What to work on |
Reproduce each line bearing the word "beschreiben".

[Stored records]
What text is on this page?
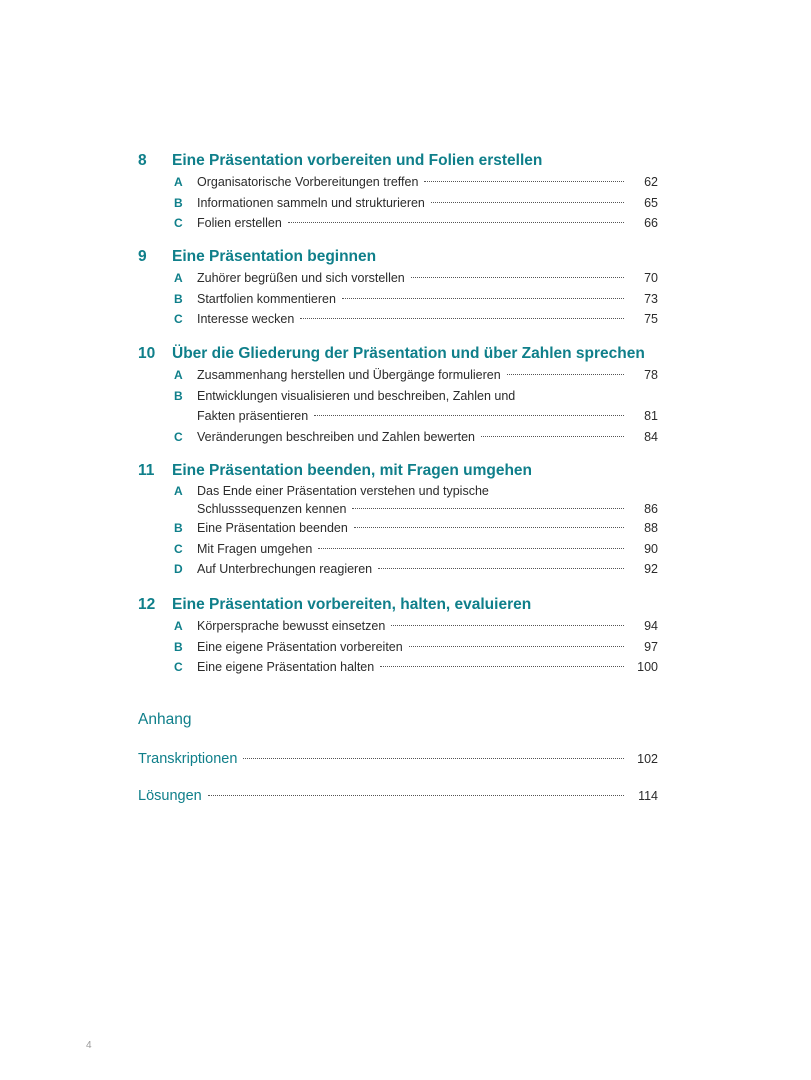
8	Eine Präsentation vorbereiten und Folien erstellen
A	Organisatorische Vorbereitungen treffen	62
B	Informationen sammeln und strukturieren	65
C	Folien erstellen	66
9	Eine Präsentation beginnen
A	Zuhörer begrüßen und sich vorstellen	70
B	Startfolien kommentieren	73
C	Interesse wecken	75
10	Über die Gliederung der Präsentation und über Zahlen sprechen
A	Zusammenhang herstellen und Übergänge formulieren	78
B	Entwicklungen visualisieren und beschreiben, Zahlen und
Fakten präsentieren	81
C	Veränderungen beschreiben und Zahlen bewerten	84
11	Eine Präsentation beenden, mit Fragen umgehen
A	Das Ende einer Präsentation verstehen und typische
Schlusssequenzen kennen	86
B	Eine Präsentation beenden	88
C	Mit Fragen umgehen	90
D	Auf Unterbrechungen reagieren	92
12	Eine Präsentation vorbereiten, halten, evaluieren
A	Körpersprache bewusst einsetzen	94
B	Eine eigene Präsentation vorbereiten	97
C	Eine eigene Präsentation halten	100
Anhang
Transkriptionen	102
Lösungen	114
4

Task result |
B	Entwicklungen visualisieren und beschreiben, Zahlen und
C	Veränderungen beschreiben und Zahlen bewerten	84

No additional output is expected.